# What is required
Copy out each line in the material below that has the word "Nominal".
— start of Materials provided —
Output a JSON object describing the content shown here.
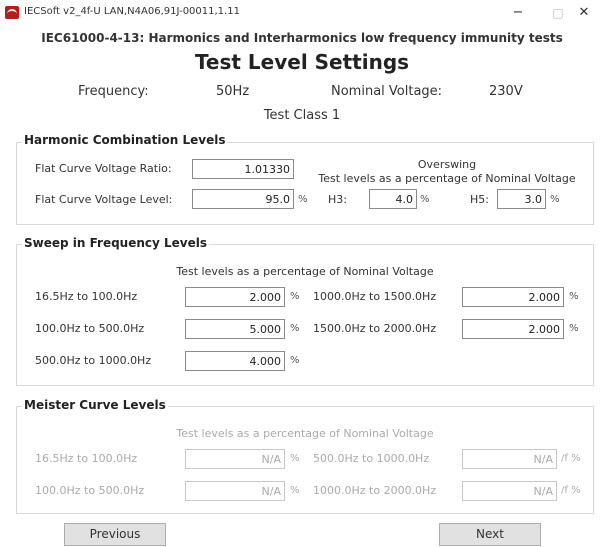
{
  "window": {
    "title": "IECSoft v2_4f-U    LAN,N4A06,91J-00011,1.11",
    "minimize": "−",
    "maximize": "□",
    "close": "✕"
  },
  "header": {
    "subtitle": "IEC61000-4-13: Harmonics and Interharmonics low frequency immunity tests",
    "title": "Test Level Settings",
    "frequency_label": "Frequency:",
    "frequency_value": "50Hz",
    "voltage_label": "Nominal Voltage:",
    "voltage_value": "230V",
    "test_class": "Test Class 1"
  },
  "harmonic": {
    "title": "Harmonic Combination Levels",
    "ratio_label": "Flat Curve Voltage Ratio:",
    "ratio_value": "1.01330",
    "level_label": "Flat Curve Voltage Level:",
    "level_value": "95.0",
    "level_unit": "%",
    "overswing_title": "Overswing",
    "overswing_desc": "Test levels as a percentage of Nominal Voltage",
    "h3_label": "H3:",
    "h3_value": "4.0",
    "h3_unit": "%",
    "h5_label": "H5:",
    "h5_value": "3.0",
    "h5_unit": "%"
  },
  "sweep": {
    "title": "Sweep in Frequency Levels",
    "desc": "Test levels as a percentage of Nominal Voltage",
    "rows": [
      {
        "label": "16.5Hz to 100.0Hz",
        "value": "2.000",
        "unit": "%"
      },
      {
        "label": "100.0Hz to 500.0Hz",
        "value": "5.000",
        "unit": "%"
      },
      {
        "label": "500.0Hz to 1000.0Hz",
        "value": "4.000",
        "unit": "%"
      },
      {
        "label": "1000.0Hz to 1500.0Hz",
        "value": "2.000",
        "unit": "%"
      },
      {
        "label": "1500.0Hz to 2000.0Hz",
        "value": "2.000",
        "unit": "%"
      }
    ]
  },
  "meister": {
    "title": "Meister Curve Levels",
    "desc": "Test levels as a percentage of Nominal Voltage",
    "rows": [
      {
        "label": "16.5Hz to 100.0Hz",
        "value": "N/A",
        "unit": "%"
      },
      {
        "label": "100.0Hz to 500.0Hz",
        "value": "N/A",
        "unit": "%"
      },
      {
        "label": "500.0Hz to 1000.0Hz",
        "value": "N/A",
        "unit": "/f %"
      },
      {
        "label": "1000.0Hz to 2000.0Hz",
        "value": "N/A",
        "unit": "/f %"
      }
    ]
  },
  "buttons": {
    "previous": "Previous",
    "next": "Next"
  }
}
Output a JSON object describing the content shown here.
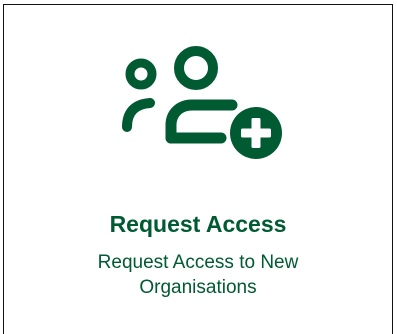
— end of Materials provided —
# Answer
    "voltage_label": "Nominal Voltage:",
    "overswing_desc": "Test levels as a percentage of Nominal Voltage",
    "desc": "Test levels as a percentage of Nominal Voltage",
    "desc": "Test levels as a percentage of Nominal Voltage",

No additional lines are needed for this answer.